_WHAT IS BEING ASKED_
Reproduce all the material exactly, minus any pictures it holds.

_EXTRACTED DATA_
══════════
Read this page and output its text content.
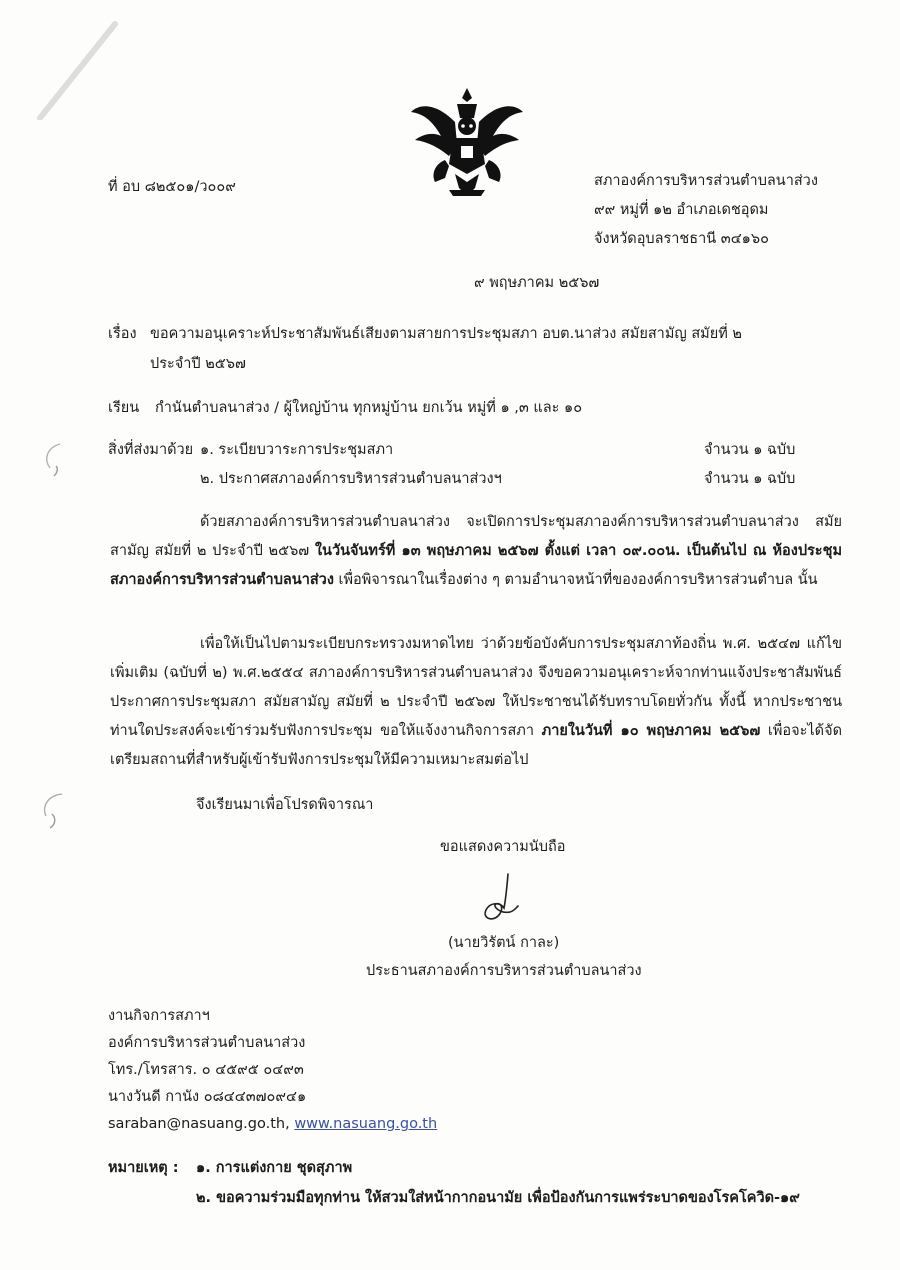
ที่ อบ ๘๒๕๐๑/ว๐๐๙	สภาองค์การบริหารส่วนตำบลนาส่วง
๙๙ หมู่ที่ ๑๒ อำเภอเดชอุดม
จังหวัดอุบลราชธานี ๓๔๑๖๐
๙ พฤษภาคม ๒๕๖๗
เรื่อง ขอความอนุเคราะห์ประชาสัมพันธ์เสียงตามสายการประชุมสภา อบต.นาส่วง สมัยสามัญ สมัยที่ ๒
ประจำปี ๒๕๖๗
เรียน กำนันตำบลนาส่วง / ผู้ใหญ่บ้าน ทุกหมู่บ้าน ยกเว้น หมู่ที่ ๑ ,๓ และ ๑๐
สิ่งที่ส่งมาด้วย ๑. ระเบียบวาระการประชุมสภา	จำนวน ๑ ฉบับ
๒. ประกาศสภาองค์การบริหารส่วนตำบลนาส่วงฯ	จำนวน ๑ ฉบับ
ด้วยสภาองค์การบริหารส่วนตำบลนาส่วง จะเปิดการประชุมสภาองค์การบริหารส่วนตำบลนาส่วง สมัยสามัญ สมัยที่ ๒ ประจำปี ๒๕๖๗ ในวันจันทร์ที่ ๑๓ พฤษภาคม ๒๕๖๗ ตั้งแต่ เวลา ๐๙.๐๐น. เป็นต้นไป ณ ห้องประชุมสภาองค์การบริหารส่วนตำบลนาส่วง เพื่อพิจารณาในเรื่องต่าง ๆ ตามอำนาจหน้าที่ขององค์การบริหารส่วนตำบล นั้น
เพื่อให้เป็นไปตามระเบียบกระทรวงมหาดไทย ว่าด้วยข้อบังคับการประชุมสภาท้องถิ่น พ.ศ. ๒๕๔๗ แก้ไขเพิ่มเติม (ฉบับที่ ๒) พ.ศ.๒๕๕๔ สภาองค์การบริหารส่วนตำบลนาส่วง จึงขอความอนุเคราะห์จากท่านแจ้งประชาสัมพันธ์ประกาศการประชุมสภา สมัยสามัญ สมัยที่ ๒ ประจำปี ๒๕๖๗ ให้ประชาชนได้รับทราบโดยทั่วกัน ทั้งนี้ หากประชาชนท่านใดประสงค์จะเข้าร่วมรับฟังการประชุม ขอให้แจ้งงานกิจการสภา ภายในวันที่ ๑๐ พฤษภาคม ๒๕๖๗ เพื่อจะได้จัดเตรียมสถานที่สำหรับผู้เข้ารับฟังการประชุมให้มีความเหมาะสมต่อไป
จึงเรียนมาเพื่อโปรดพิจารณา
ขอแสดงความนับถือ
(นายวิรัตน์ กาละ)
ประธานสภาองค์การบริหารส่วนตำบลนาส่วง
งานกิจการสภาฯ
องค์การบริหารส่วนตำบลนาส่วง
โทร./โทรสาร. ๐ ๔๕๙๕ ๐๔๙๓
นางวันดี กานัง ๐๘๔๔๓๗๐๙๔๑
saraban@nasuang.go.th, www.nasuang.go.th
หมายเหตุ : ๑. การแต่งกาย ชุดสุภาพ
๒. ขอความร่วมมือทุกท่าน ให้สวมใส่หน้ากากอนามัย เพื่อป้องกันการแพร่ระบาดของโรคโควิด-๑๙
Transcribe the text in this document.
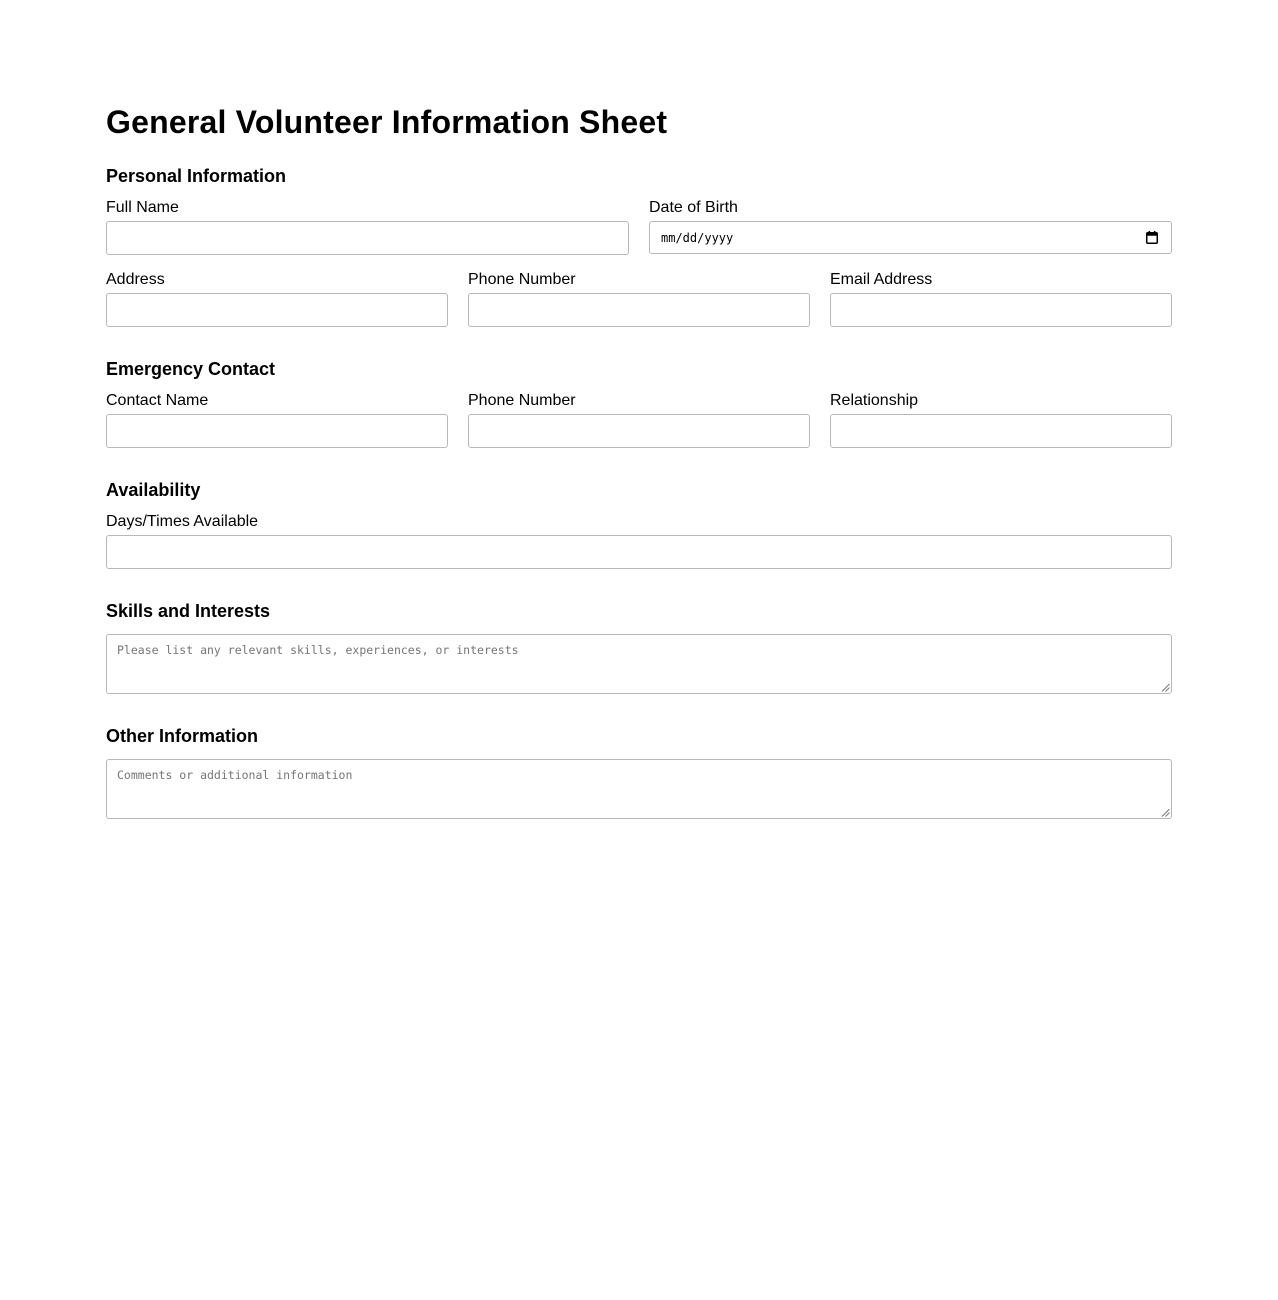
General Volunteer Information Sheet
Personal Information
Full Name	Date of Birth
mm/dd/yyyy
Address	Phone Number	Email Address
Emergency Contact
Contact Name	Phone Number	Relationship
Availability
Days/Times Available
Skills and Interests
Please list any relevant skills, experiences, or interests
Other Information
Comments or additional information
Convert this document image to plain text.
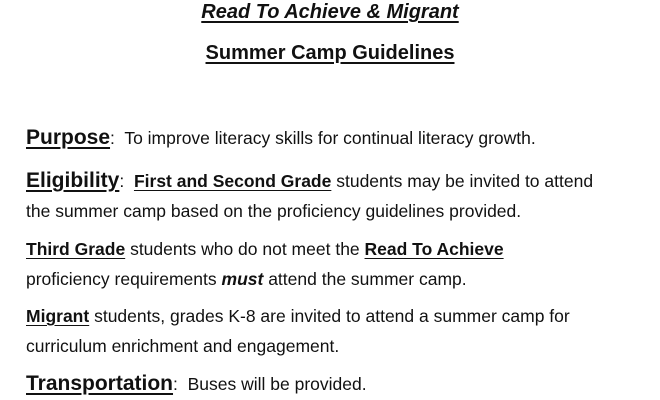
Read To Achieve & Migrant
Summer Camp Guidelines
Purpose: To improve literacy skills for continual literacy growth.
Eligibility: First and Second Grade students may be invited to attend
the summer camp based on the proficiency guidelines provided.
Third Grade students who do not meet the Read To Achieve
proficiency requirements must attend the summer camp.
Migrant students, grades K-8 are invited to attend a summer camp for
curriculum enrichment and engagement.
Transportation: Buses will be provided.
══════════
_REPLY TO THE EXERCISE_
Read this page and output its text content.
ที่ อบ ๘๒๕๐๑/ว๐๐๙	สภาองค์การบริหารส่วนตำบลนาส่วง
๙๙ หมู่ที่ ๑๒ อำเภอเดชอุดม
จังหวัดอุบลราชธานี ๓๔๑๖๐
๙ พฤษภาคม ๒๕๖๗
เรื่อง ขอความอนุเคราะห์ประชาสัมพันธ์เสียงตามสายการประชุมสภา อบต.นาส่วง สมัยสามัญ สมัยที่ ๒
ประจำปี ๒๕๖๗
เรียน กำนันตำบลนาส่วง / ผู้ใหญ่บ้าน ทุกหมู่บ้าน ยกเว้น หมู่ที่ ๑ ,๓ และ ๑๐
สิ่งที่ส่งมาด้วย ๑. ระเบียบวาระการประชุมสภา	จำนวน ๑ ฉบับ
๒. ประกาศสภาองค์การบริหารส่วนตำบลนาส่วงฯ	จำนวน ๑ ฉบับ
ด้วยสภาองค์การบริหารส่วนตำบลนาส่วง จะเปิดการประชุมสภาองค์การบริหารส่วนตำบลนาส่วง สมัยสามัญ สมัยที่ ๒ ประจำปี ๒๕๖๗ ในวันจันทร์ที่ ๑๓ พฤษภาคม ๒๕๖๗ ตั้งแต่ เวลา ๐๙.๐๐น. เป็นต้นไป ณ ห้องประชุมสภาองค์การบริหารส่วนตำบลนาส่วง เพื่อพิจารณาในเรื่องต่าง ๆ ตามอำนาจหน้าที่ขององค์การบริหารส่วนตำบล นั้น
เพื่อให้เป็นไปตามระเบียบกระทรวงมหาดไทย ว่าด้วยข้อบังคับการประชุมสภาท้องถิ่น พ.ศ. ๒๕๔๗ แก้ไขเพิ่มเติม (ฉบับที่ ๒) พ.ศ.๒๕๕๔ สภาองค์การบริหารส่วนตำบลนาส่วง จึงขอความอนุเคราะห์จากท่านแจ้งประชาสัมพันธ์ประกาศการประชุมสภา สมัยสามัญ สมัยที่ ๒ ประจำปี ๒๕๖๗ ให้ประชาชนได้รับทราบโดยทั่วกัน ทั้งนี้ หากประชาชนท่านใดประสงค์จะเข้าร่วมรับฟังการประชุม ขอให้แจ้งงานกิจการสภา ภายในวันที่ ๑๐ พฤษภาคม ๒๕๖๗ เพื่อจะได้จัดเตรียมสถานที่สำหรับผู้เข้ารับฟังการประชุมให้มีความเหมาะสมต่อไป
จึงเรียนมาเพื่อโปรดพิจารณา
ขอแสดงความนับถือ
(นายวิรัตน์ กาละ)
ประธานสภาองค์การบริหารส่วนตำบลนาส่วง
งานกิจการสภาฯ
องค์การบริหารส่วนตำบลนาส่วง
โทร./โทรสาร. ๐ ๔๕๙๕ ๐๔๙๓
นางวันดี กานัง ๐๘๔๔๓๗๐๙๔๑
saraban@nasuang.go.th, www.nasuang.go.th
หมายเหตุ : ๑. การแต่งกาย ชุดสุภาพ
๒. ขอความร่วมมือทุกท่าน ให้สวมใส่หน้ากากอนามัย เพื่อป้องกันการแพร่ระบาดของโรคโควิด-๑๙
Transcribe the text in this document.
General Volunteer Information Sheet
Personal Information
Full Name	Date of Birth
mm/dd/yyyy
Address	Phone Number	Email Address
Emergency Contact
Contact Name	Phone Number	Relationship
Availability
Days/Times Available
Skills and Interests
Please list any relevant skills, experiences, or interests
Other Information
Comments or additional information
Convert this document image to plain text.
Read To Achieve & Migrant
Summer Camp Guidelines
Purpose: To improve literacy skills for continual literacy growth.
Eligibility: First and Second Grade students may be invited to attend
the summer camp based on the proficiency guidelines provided.
Third Grade students who do not meet the Read To Achieve
proficiency requirements must attend the summer camp.
Migrant students, grades K-8 are invited to attend a summer camp for
curriculum enrichment and engagement.
Transportation: Buses will be provided.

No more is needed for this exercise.